Exercise description ->
Make an exact copy of the records, with the pictures left out.
*** Exercise material
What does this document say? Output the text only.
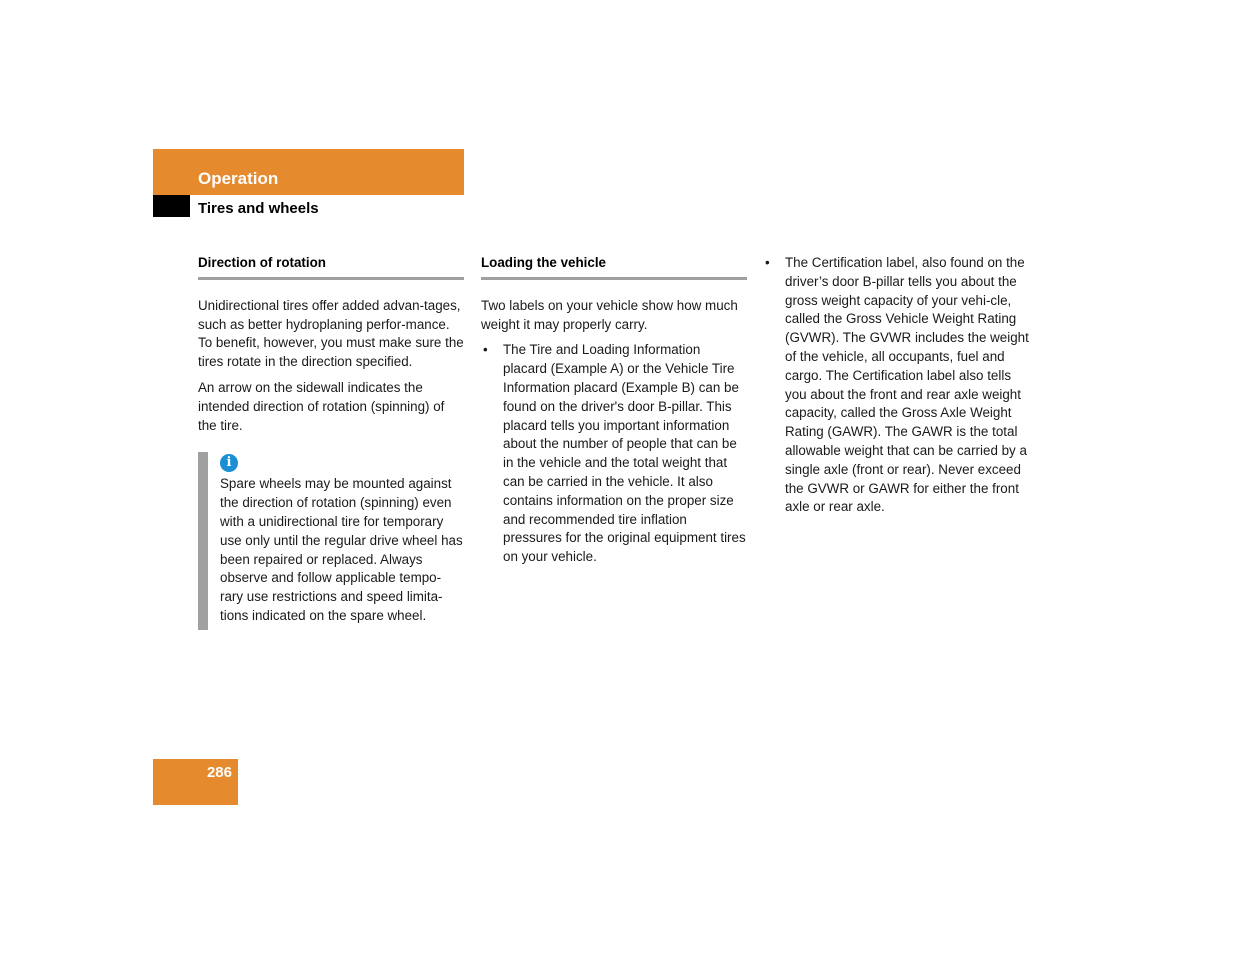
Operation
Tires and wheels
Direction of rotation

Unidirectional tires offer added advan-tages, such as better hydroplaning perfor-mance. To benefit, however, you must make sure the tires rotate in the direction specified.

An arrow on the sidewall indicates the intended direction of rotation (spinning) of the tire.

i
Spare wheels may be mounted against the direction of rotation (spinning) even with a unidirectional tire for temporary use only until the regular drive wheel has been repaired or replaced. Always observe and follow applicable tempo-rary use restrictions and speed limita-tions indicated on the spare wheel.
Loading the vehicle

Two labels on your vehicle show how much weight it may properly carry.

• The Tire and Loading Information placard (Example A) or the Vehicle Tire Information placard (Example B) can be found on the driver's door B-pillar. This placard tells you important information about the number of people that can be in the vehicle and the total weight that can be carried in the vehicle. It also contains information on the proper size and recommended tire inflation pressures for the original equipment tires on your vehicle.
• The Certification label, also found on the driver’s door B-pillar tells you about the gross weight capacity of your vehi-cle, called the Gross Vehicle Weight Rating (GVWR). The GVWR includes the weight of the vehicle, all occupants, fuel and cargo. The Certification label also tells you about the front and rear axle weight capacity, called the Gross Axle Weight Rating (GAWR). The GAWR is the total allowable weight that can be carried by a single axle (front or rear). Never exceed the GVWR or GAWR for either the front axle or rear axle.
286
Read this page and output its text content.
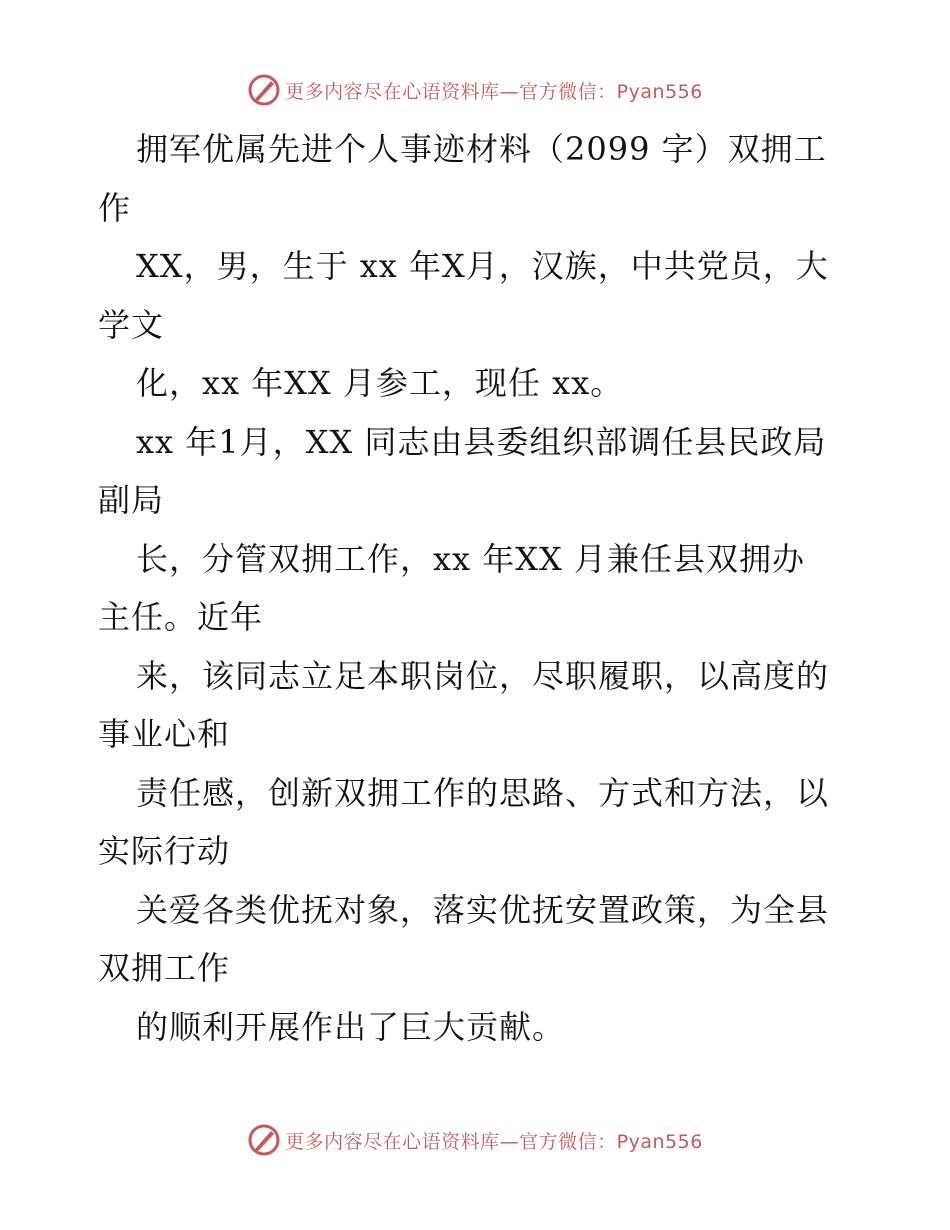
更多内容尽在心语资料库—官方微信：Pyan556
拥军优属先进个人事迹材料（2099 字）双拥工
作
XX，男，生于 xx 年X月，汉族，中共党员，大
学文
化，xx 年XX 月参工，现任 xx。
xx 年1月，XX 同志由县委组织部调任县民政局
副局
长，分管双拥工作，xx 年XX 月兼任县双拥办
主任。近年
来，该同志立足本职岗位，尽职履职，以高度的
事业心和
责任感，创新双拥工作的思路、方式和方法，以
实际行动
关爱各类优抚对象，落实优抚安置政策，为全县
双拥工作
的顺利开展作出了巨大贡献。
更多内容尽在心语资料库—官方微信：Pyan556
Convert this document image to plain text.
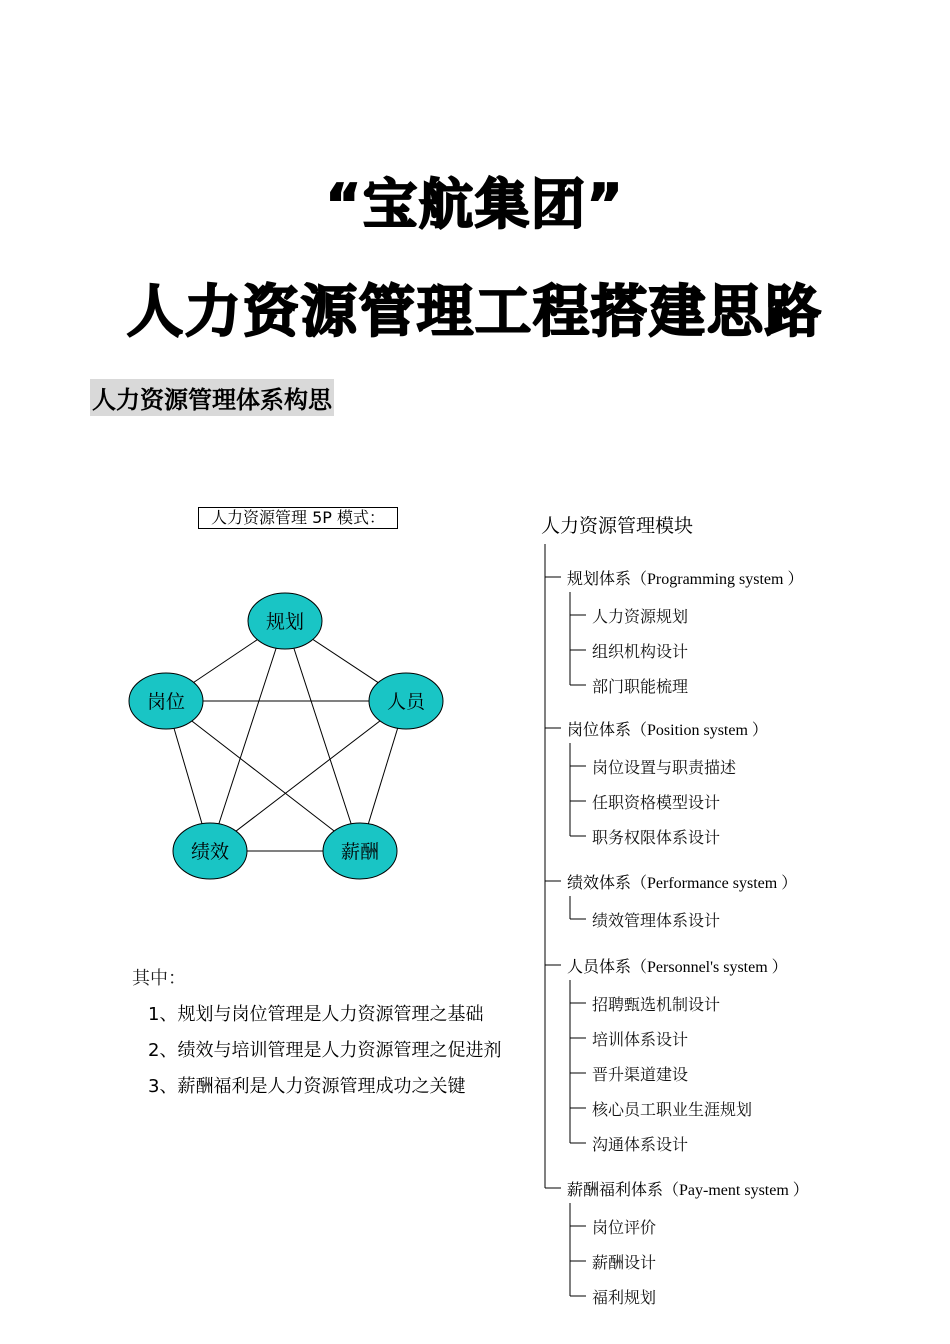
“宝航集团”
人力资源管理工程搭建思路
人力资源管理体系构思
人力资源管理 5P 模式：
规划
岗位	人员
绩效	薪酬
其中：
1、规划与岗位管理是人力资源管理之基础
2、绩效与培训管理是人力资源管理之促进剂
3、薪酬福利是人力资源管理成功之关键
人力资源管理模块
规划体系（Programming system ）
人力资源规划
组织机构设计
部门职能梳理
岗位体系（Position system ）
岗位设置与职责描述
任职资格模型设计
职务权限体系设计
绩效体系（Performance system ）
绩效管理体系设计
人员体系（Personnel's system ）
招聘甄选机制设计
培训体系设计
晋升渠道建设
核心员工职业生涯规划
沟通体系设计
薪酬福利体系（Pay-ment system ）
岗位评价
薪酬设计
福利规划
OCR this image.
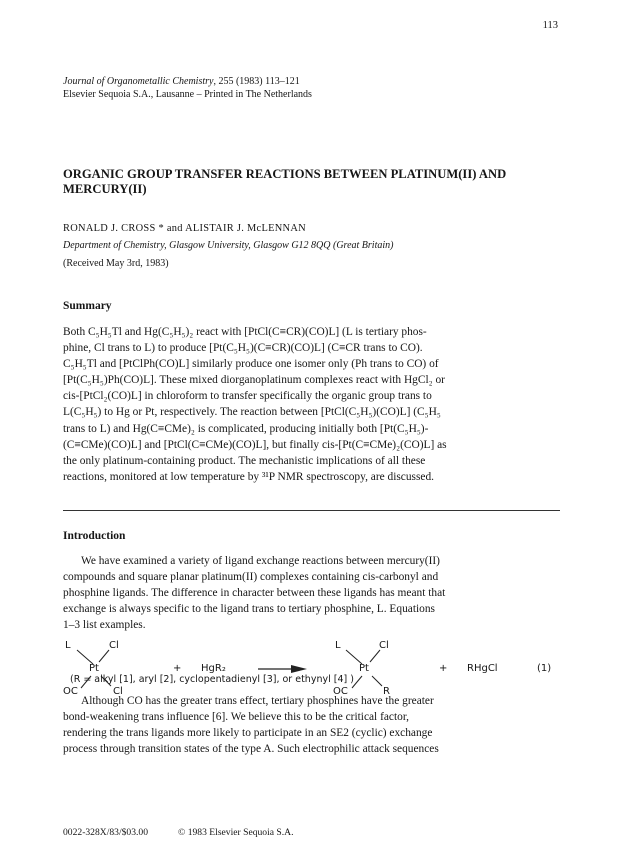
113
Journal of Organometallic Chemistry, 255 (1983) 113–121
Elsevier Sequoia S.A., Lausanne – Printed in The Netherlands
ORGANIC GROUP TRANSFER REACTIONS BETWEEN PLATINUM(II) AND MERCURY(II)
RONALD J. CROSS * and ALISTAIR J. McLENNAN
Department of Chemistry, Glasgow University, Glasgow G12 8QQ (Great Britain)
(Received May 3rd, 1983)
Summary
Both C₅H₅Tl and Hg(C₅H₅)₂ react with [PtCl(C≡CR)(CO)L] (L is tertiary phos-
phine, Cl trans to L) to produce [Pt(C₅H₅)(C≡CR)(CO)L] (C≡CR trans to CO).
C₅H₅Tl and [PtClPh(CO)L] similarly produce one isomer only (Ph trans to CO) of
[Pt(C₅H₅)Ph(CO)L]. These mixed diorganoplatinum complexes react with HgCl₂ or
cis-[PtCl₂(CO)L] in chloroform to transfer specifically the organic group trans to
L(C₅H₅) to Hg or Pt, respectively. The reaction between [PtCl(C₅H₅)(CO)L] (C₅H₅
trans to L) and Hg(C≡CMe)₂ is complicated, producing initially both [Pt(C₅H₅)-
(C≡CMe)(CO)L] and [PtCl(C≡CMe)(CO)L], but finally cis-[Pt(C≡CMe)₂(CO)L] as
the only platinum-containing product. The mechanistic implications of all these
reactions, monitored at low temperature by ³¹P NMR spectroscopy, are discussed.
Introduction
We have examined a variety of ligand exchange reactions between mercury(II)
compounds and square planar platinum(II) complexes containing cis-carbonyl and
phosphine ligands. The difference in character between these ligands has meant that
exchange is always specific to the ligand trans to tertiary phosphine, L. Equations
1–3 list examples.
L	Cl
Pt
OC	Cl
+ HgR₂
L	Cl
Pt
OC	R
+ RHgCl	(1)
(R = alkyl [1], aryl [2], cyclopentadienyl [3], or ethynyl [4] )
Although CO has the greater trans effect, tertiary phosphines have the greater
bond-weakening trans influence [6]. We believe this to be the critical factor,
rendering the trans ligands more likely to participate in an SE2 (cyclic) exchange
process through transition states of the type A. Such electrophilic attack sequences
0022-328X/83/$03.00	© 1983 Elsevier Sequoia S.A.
******
Finished task ->
What does this document say? Output the text only.
Operation
Tires and wheels
Direction of rotation

Unidirectional tires offer added advan-tages, such as better hydroplaning perfor-mance. To benefit, however, you must make sure the tires rotate in the direction specified.

An arrow on the sidewall indicates the intended direction of rotation (spinning) of the tire.

i
Spare wheels may be mounted against the direction of rotation (spinning) even with a unidirectional tire for temporary use only until the regular drive wheel has been repaired or replaced. Always observe and follow applicable tempo-rary use restrictions and speed limita-tions indicated on the spare wheel.
Loading the vehicle

Two labels on your vehicle show how much weight it may properly carry.

• The Tire and Loading Information placard (Example A) or the Vehicle Tire Information placard (Example B) can be found on the driver's door B-pillar. This placard tells you important information about the number of people that can be in the vehicle and the total weight that can be carried in the vehicle. It also contains information on the proper size and recommended tire inflation pressures for the original equipment tires on your vehicle.
• The Certification label, also found on the driver’s door B-pillar tells you about the gross weight capacity of your vehi-cle, called the Gross Vehicle Weight Rating (GVWR). The GVWR includes the weight of the vehicle, all occupants, fuel and cargo. The Certification label also tells you about the front and rear axle weight capacity, called the Gross Axle Weight Rating (GAWR). The GAWR is the total allowable weight that can be carried by a single axle (front or rear). Never exceed the GVWR or GAWR for either the front axle or rear axle.
286
Read this page and output its text content.
更多内容尽在心语资料库—官方微信：Pyan556
拥军优属先进个人事迹材料（2099 字）双拥工
作
XX，男，生于 xx 年X月，汉族，中共党员，大
学文
化，xx 年XX 月参工，现任 xx。
xx 年1月，XX 同志由县委组织部调任县民政局
副局
长，分管双拥工作，xx 年XX 月兼任县双拥办
主任。近年
来，该同志立足本职岗位，尽职履职，以高度的
事业心和
责任感，创新双拥工作的思路、方式和方法，以
实际行动
关爱各类优抚对象，落实优抚安置政策，为全县
双拥工作
的顺利开展作出了巨大贡献。
更多内容尽在心语资料库—官方微信：Pyan556
Convert this document image to plain text.
“宝航集团”
人力资源管理工程搭建思路
人力资源管理体系构思
人力资源管理 5P 模式：
规划
岗位	人员
绩效	薪酬
其中：
1、规划与岗位管理是人力资源管理之基础
2、绩效与培训管理是人力资源管理之促进剂
3、薪酬福利是人力资源管理成功之关键
人力资源管理模块
规划体系（Programming system ）
人力资源规划
组织机构设计
部门职能梳理
岗位体系（Position system ）
岗位设置与职责描述
任职资格模型设计
职务权限体系设计
绩效体系（Performance system ）
绩效管理体系设计
人员体系（Personnel's system ）
招聘甄选机制设计
培训体系设计
晋升渠道建设
核心员工职业生涯规划
沟通体系设计
薪酬福利体系（Pay-ment system ）
岗位评价
薪酬设计
福利规划
OCR this image.
113
Journal of Organometallic Chemistry, 255 (1983) 113–121
Elsevier Sequoia S.A., Lausanne – Printed in The Netherlands
ORGANIC GROUP TRANSFER REACTIONS BETWEEN PLATINUM(II) AND MERCURY(II)
RONALD J. CROSS * and ALISTAIR J. McLENNAN
Department of Chemistry, Glasgow University, Glasgow G12 8QQ (Great Britain)
(Received May 3rd, 1983)
Summary
Both C₅H₅Tl and Hg(C₅H₅)₂ react with [PtCl(C≡CR)(CO)L] (L is tertiary phos-
phine, Cl trans to L) to produce [Pt(C₅H₅)(C≡CR)(CO)L] (C≡CR trans to CO).
C₅H₅Tl and [PtClPh(CO)L] similarly produce one isomer only (Ph trans to CO) of
[Pt(C₅H₅)Ph(CO)L]. These mixed diorganoplatinum complexes react with HgCl₂ or
cis-[PtCl₂(CO)L] in chloroform to transfer specifically the organic group trans to
L(C₅H₅) to Hg or Pt, respectively. The reaction between [PtCl(C₅H₅)(CO)L] (C₅H₅
trans to L) and Hg(C≡CMe)₂ is complicated, producing initially both [Pt(C₅H₅)-
(C≡CMe)(CO)L] and [PtCl(C≡CMe)(CO)L], but finally cis-[Pt(C≡CMe)₂(CO)L] as
the only platinum-containing product. The mechanistic implications of all these
reactions, monitored at low temperature by ³¹P NMR spectroscopy, are discussed.
Introduction
We have examined a variety of ligand exchange reactions between mercury(II)
compounds and square planar platinum(II) complexes containing cis-carbonyl and
phosphine ligands. The difference in character between these ligands has meant that
exchange is always specific to the ligand trans to tertiary phosphine, L. Equations
1–3 list examples.
L	Cl
Pt
OC	Cl
+ HgR₂
L	Cl
Pt
OC	R
+ RHgCl	(1)
(R = alkyl [1], aryl [2], cyclopentadienyl [3], or ethynyl [4] )
Although CO has the greater trans effect, tertiary phosphines have the greater
bond-weakening trans influence [6]. We believe this to be the critical factor,
rendering the trans ligands more likely to participate in an SE2 (cyclic) exchange
process through transition states of the type A. Such electrophilic attack sequences
0022-328X/83/$03.00	© 1983 Elsevier Sequoia S.A.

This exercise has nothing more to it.